╔══

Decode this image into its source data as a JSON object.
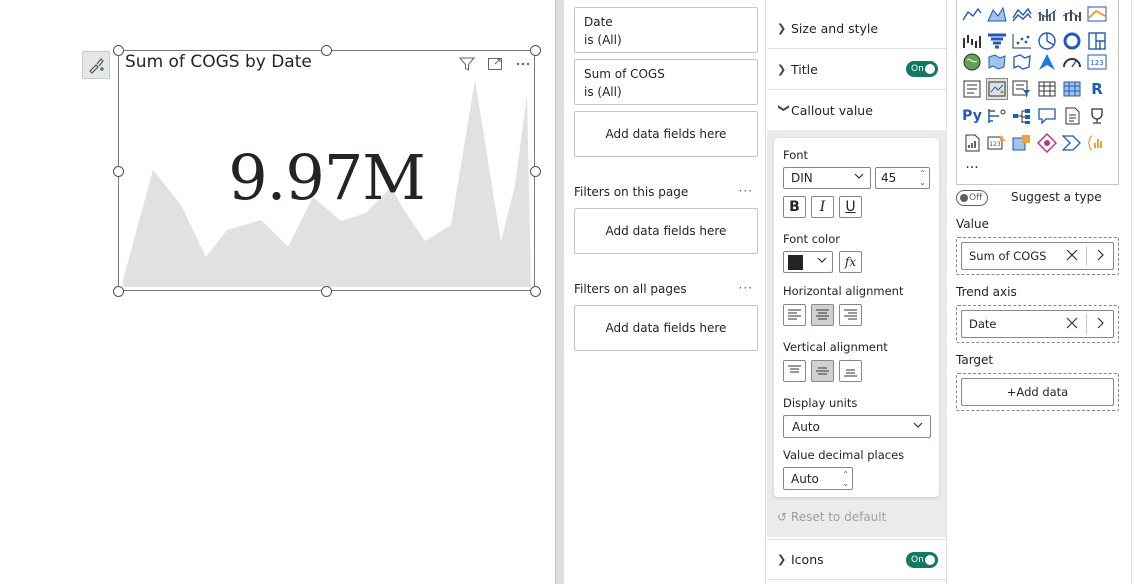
{
  "visual": {
    "title": "Sum of COGS by Date",
    "callout_value": "9.97M",
    "icons": [
      "format-brush-icon",
      "filter-icon",
      "focus-mode-icon",
      "more-options-icon"
    ],
    "sparkline_color": "#e1e1e1"
  },
  "filters": {
    "visual_filters": [
      {
        "field": "Date",
        "state": "is (All)"
      },
      {
        "field": "Sum of COGS",
        "state": "is (All)"
      }
    ],
    "add_fields_label": "Add data fields here",
    "page_section": "Filters on this page",
    "all_pages_section": "Filters on all pages",
    "more": "···"
  },
  "format": {
    "size_style": "Size and style",
    "title": "Title",
    "title_toggle": "On",
    "callout_value": "Callout value",
    "font_label": "Font",
    "font_family": "DIN",
    "font_size": "45",
    "bold": "B",
    "italic": "I",
    "underline": "U",
    "font_color_label": "Font color",
    "font_color": "#252423",
    "fx": "fx",
    "h_align_label": "Horizontal alignment",
    "v_align_label": "Vertical alignment",
    "display_units_label": "Display units",
    "display_units": "Auto",
    "decimal_label": "Value decimal places",
    "decimal_value": "Auto",
    "reset": "Reset to default",
    "icons": "Icons",
    "icons_toggle": "On",
    "accent": "#117865"
  },
  "visualizations": {
    "more": "···",
    "suggest_toggle": "Off",
    "suggest_label": "Suggest a type",
    "value_label": "Value",
    "value_field": "Sum of COGS",
    "trend_label": "Trend axis",
    "trend_field": "Date",
    "target_label": "Target",
    "add_data": "+Add data"
  }
}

╚══

Task objective
Restate the entire listing word for word, excluding pictures.

Written solution
Decode this image into its source data as a JSON object.
{
  "visual": {
    "title": "Sum of COGS by Date",
    "callout_value": "9.97M",
    "icons": [
      "format-brush-icon",
      "filter-icon",
      "focus-mode-icon",
      "more-options-icon"
    ],
    "sparkline_color": "#e1e1e1"
  },
  "filters": {
    "visual_filters": [
      {
        "field": "Date",
        "state": "is (All)"
      },
      {
        "field": "Sum of COGS",
        "state": "is (All)"
      }
    ],
    "add_fields_label": "Add data fields here",
    "page_section": "Filters on this page",
    "all_pages_section": "Filters on all pages",
    "more": "···"
  },
  "format": {
    "size_style": "Size and style",
    "title": "Title",
    "title_toggle": "On",
    "callout_value": "Callout value",
    "font_label": "Font",
    "font_family": "DIN",
    "font_size": "45",
    "bold": "B",
    "italic": "I",
    "underline": "U",
    "font_color_label": "Font color",
    "font_color": "#252423",
    "fx": "fx",
    "h_align_label": "Horizontal alignment",
    "v_align_label": "Vertical alignment",
    "display_units_label": "Display units",
    "display_units": "Auto",
    "decimal_label": "Value decimal places",
    "decimal_value": "Auto",
    "reset": "Reset to default",
    "icons": "Icons",
    "icons_toggle": "On",
    "accent": "#117865"
  },
  "visualizations": {
    "more": "···",
    "suggest_toggle": "Off",
    "suggest_label": "Suggest a type",
    "value_label": "Value",
    "value_field": "Sum of COGS",
    "trend_label": "Trend axis",
    "trend_field": "Date",
    "target_label": "Target",
    "add_data": "+Add data"
  }
}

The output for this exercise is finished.